[Excerpt from a dataset]
:::
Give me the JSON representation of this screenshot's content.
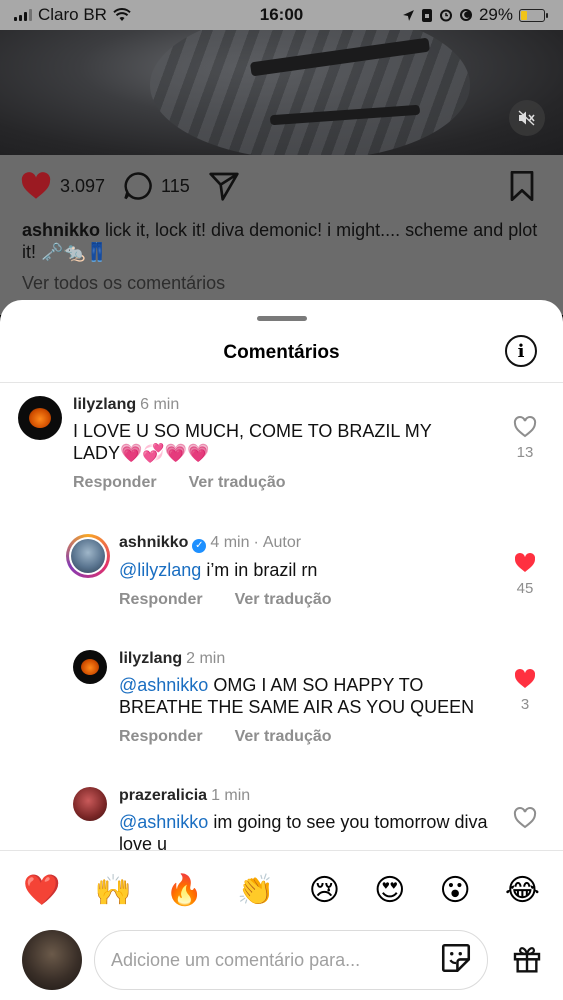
{
  "status": {
    "carrier": "Claro BR",
    "time": "16:00",
    "battery": "29%"
  },
  "post": {
    "likes": "3.097",
    "comments_count": "115",
    "caption_user": "ashnikko",
    "caption_text": "lick it, lock it! diva demonic! i might.... scheme and plot it! 🗝️🐀👖",
    "see_all": "Ver todos os comentários"
  },
  "sheet": {
    "title": "Comentários"
  },
  "comments": [
    {
      "username": "lilyzlang",
      "time": "6 min",
      "text": "I LOVE U SO MUCH, COME TO BRAZIL MY LADY💗💞💗💗",
      "reply": "Responder",
      "translate": "Ver tradução",
      "likes": "13",
      "liked": false
    },
    {
      "username": "ashnikko",
      "time": "4 min",
      "author": "Autor",
      "mention": "@lilyzlang",
      "text": " i’m in brazil rn",
      "reply": "Responder",
      "translate": "Ver tradução",
      "likes": "45",
      "liked": true
    },
    {
      "username": "lilyzlang",
      "time": "2 min",
      "mention": "@ashnikko",
      "text": " OMG I AM SO HAPPY TO BREATHE THE SAME AIR AS YOU QUEEN",
      "reply": "Responder",
      "translate": "Ver tradução",
      "likes": "3",
      "liked": true
    },
    {
      "username": "prazeralicia",
      "time": "1 min",
      "mention": "@ashnikko",
      "text": " im going to see you tomorrow diva love u",
      "liked": false
    }
  ],
  "emojis": [
    "❤️",
    "🙌",
    "🔥",
    "👏",
    "😢",
    "😍",
    "😮",
    "😂"
  ],
  "composer": {
    "placeholder": "Adicione um comentário para..."
  },
  "colors": {
    "like_red": "#ff3040",
    "mention_blue": "#1a6ec1"
  }
}
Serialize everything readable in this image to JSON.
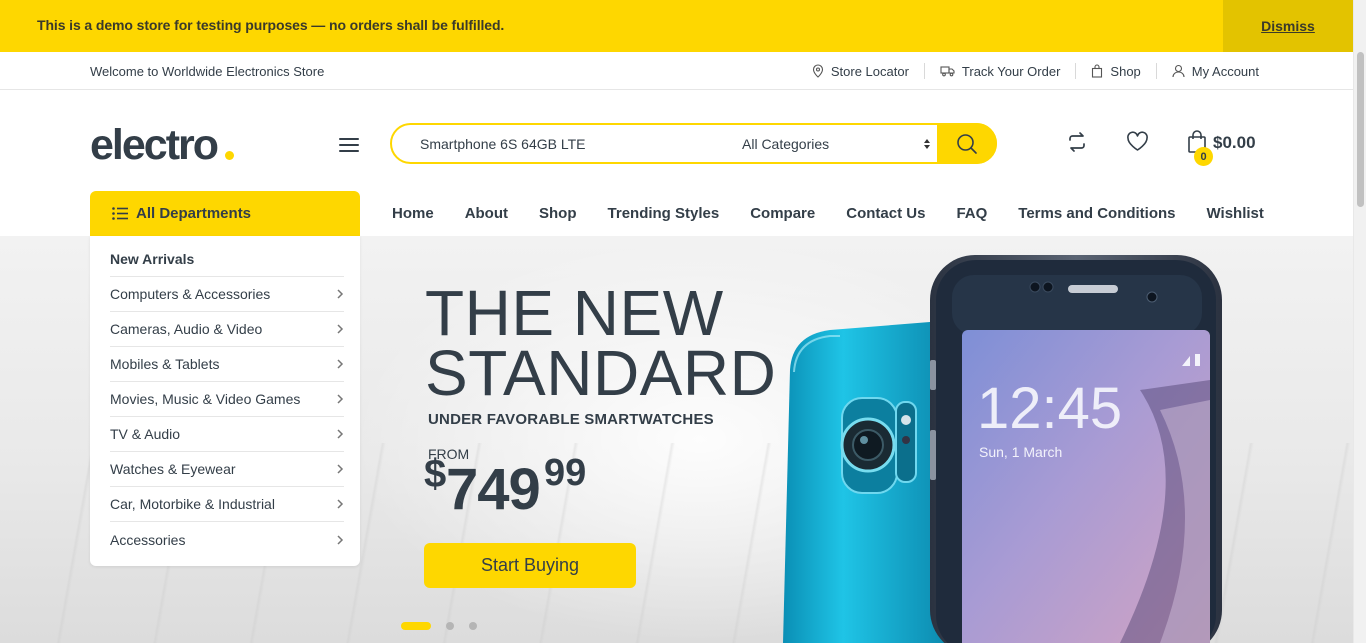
{
  "demo_notice": {
    "text": "This is a demo store for testing purposes — no orders shall be fulfilled.",
    "dismiss_label": "Dismiss"
  },
  "topbar": {
    "welcome": "Welcome to Worldwide Electronics Store",
    "links": [
      {
        "label": "Store Locator",
        "icon": "map-pin-icon"
      },
      {
        "label": "Track Your Order",
        "icon": "truck-icon"
      },
      {
        "label": "Shop",
        "icon": "shopping-bag-icon"
      },
      {
        "label": "My Account",
        "icon": "user-icon"
      }
    ]
  },
  "header": {
    "logo": "electro",
    "search_value": "Smartphone 6S 64GB LTE",
    "category_selected": "All Categories",
    "cart_count": "0",
    "cart_total": "$0.00"
  },
  "departments": {
    "button_label": "All Departments",
    "items": [
      "New Arrivals",
      "Computers & Accessories",
      "Cameras, Audio & Video",
      "Mobiles & Tablets",
      "Movies, Music & Video Games",
      "TV & Audio",
      "Watches & Eyewear",
      "Car, Motorbike & Industrial",
      "Accessories"
    ]
  },
  "nav": [
    "Home",
    "About",
    "Shop",
    "Trending Styles",
    "Compare",
    "Contact Us",
    "FAQ",
    "Terms and Conditions",
    "Wishlist"
  ],
  "hero": {
    "title_line1": "THE NEW",
    "title_line2": "STANDARD",
    "subtitle": "UNDER FAVORABLE SMARTWATCHES",
    "from_label": "FROM",
    "price_currency": "$",
    "price_integer": "749",
    "price_decimal": "99",
    "cta_label": "Start Buying",
    "phone_time": "12:45",
    "phone_date": "Sun, 1 March",
    "slide_count": 3,
    "active_slide": 1
  },
  "colors": {
    "accent": "#fed700",
    "text": "#333e48"
  }
}
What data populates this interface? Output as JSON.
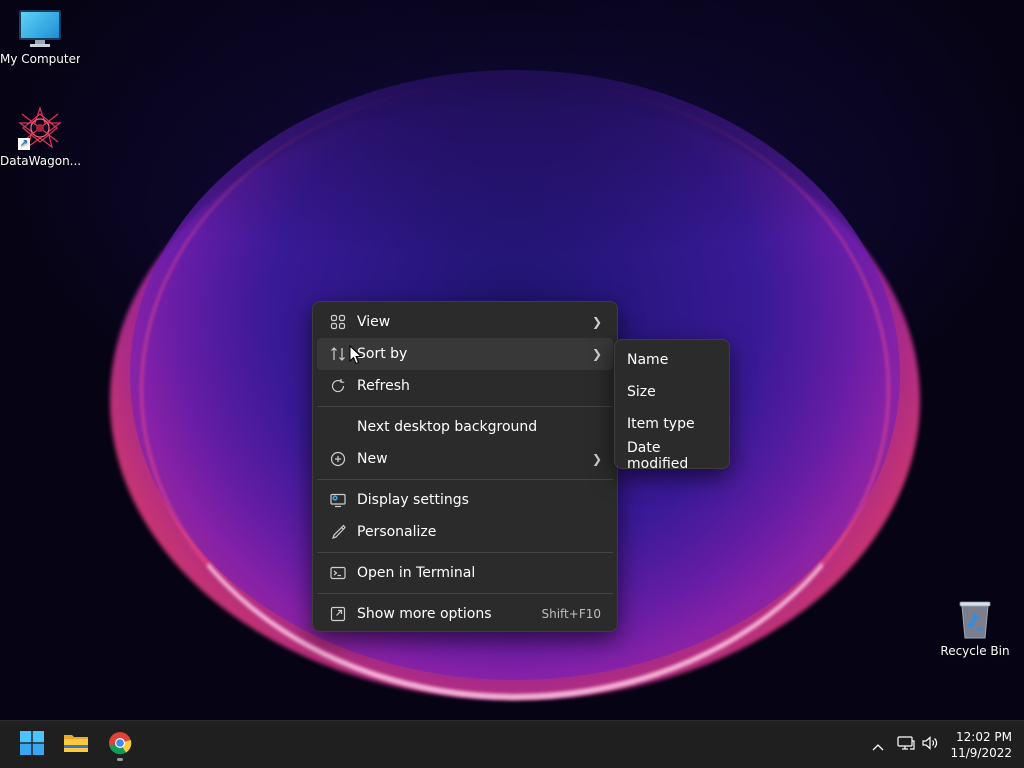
:::
EXERCISE REQUIREMENTS:
Return every line of the records exactly as given, pictures excluded.

RESPONSE FOR THIS EXERCISE:
Give me the JSON representation of this screenshot's content.
{
  "status": {
    "carrier": "Claro BR",
    "time": "16:00",
    "battery": "29%"
  },
  "post": {
    "likes": "3.097",
    "comments_count": "115",
    "caption_user": "ashnikko",
    "caption_text": "lick it, lock it! diva demonic! i might.... scheme and plot it! 🗝️🐀👖",
    "see_all": "Ver todos os comentários"
  },
  "sheet": {
    "title": "Comentários"
  },
  "comments": [
    {
      "username": "lilyzlang",
      "time": "6 min",
      "text": "I LOVE U SO MUCH, COME TO BRAZIL MY LADY💗💞💗💗",
      "reply": "Responder",
      "translate": "Ver tradução",
      "likes": "13",
      "liked": false
    },
    {
      "username": "ashnikko",
      "time": "4 min",
      "author": "Autor",
      "mention": "@lilyzlang",
      "text": " i’m in brazil rn",
      "reply": "Responder",
      "translate": "Ver tradução",
      "likes": "45",
      "liked": true
    },
    {
      "username": "lilyzlang",
      "time": "2 min",
      "mention": "@ashnikko",
      "text": " OMG I AM SO HAPPY TO BREATHE THE SAME AIR AS YOU QUEEN",
      "reply": "Responder",
      "translate": "Ver tradução",
      "likes": "3",
      "liked": true
    },
    {
      "username": "prazeralicia",
      "time": "1 min",
      "mention": "@ashnikko",
      "text": " im going to see you tomorrow diva love u",
      "liked": false
    }
  ],
  "emojis": [
    "❤️",
    "🙌",
    "🔥",
    "👏",
    "😢",
    "😍",
    "😮",
    "😂"
  ],
  "composer": {
    "placeholder": "Adicione um comentário para..."
  },
  "colors": {
    "like_red": "#ff3040",
    "mention_blue": "#1a6ec1"
  }
}
Serialize everything readable in this image to JSON.
{
  "demo_notice": {
    "text": "This is a demo store for testing purposes — no orders shall be fulfilled.",
    "dismiss_label": "Dismiss"
  },
  "topbar": {
    "welcome": "Welcome to Worldwide Electronics Store",
    "links": [
      {
        "label": "Store Locator",
        "icon": "map-pin-icon"
      },
      {
        "label": "Track Your Order",
        "icon": "truck-icon"
      },
      {
        "label": "Shop",
        "icon": "shopping-bag-icon"
      },
      {
        "label": "My Account",
        "icon": "user-icon"
      }
    ]
  },
  "header": {
    "logo": "electro",
    "search_value": "Smartphone 6S 64GB LTE",
    "category_selected": "All Categories",
    "cart_count": "0",
    "cart_total": "$0.00"
  },
  "departments": {
    "button_label": "All Departments",
    "items": [
      "New Arrivals",
      "Computers & Accessories",
      "Cameras, Audio & Video",
      "Mobiles & Tablets",
      "Movies, Music & Video Games",
      "TV & Audio",
      "Watches & Eyewear",
      "Car, Motorbike & Industrial",
      "Accessories"
    ]
  },
  "nav": [
    "Home",
    "About",
    "Shop",
    "Trending Styles",
    "Compare",
    "Contact Us",
    "FAQ",
    "Terms and Conditions",
    "Wishlist"
  ],
  "hero": {
    "title_line1": "THE NEW",
    "title_line2": "STANDARD",
    "subtitle": "UNDER FAVORABLE SMARTWATCHES",
    "from_label": "FROM",
    "price_currency": "$",
    "price_integer": "749",
    "price_decimal": "99",
    "cta_label": "Start Buying",
    "phone_time": "12:45",
    "phone_date": "Sun, 1 March",
    "slide_count": 3,
    "active_slide": 1
  },
  "colors": {
    "accent": "#fed700",
    "text": "#333e48"
  }
}
What data populates this interface? Output as JSON.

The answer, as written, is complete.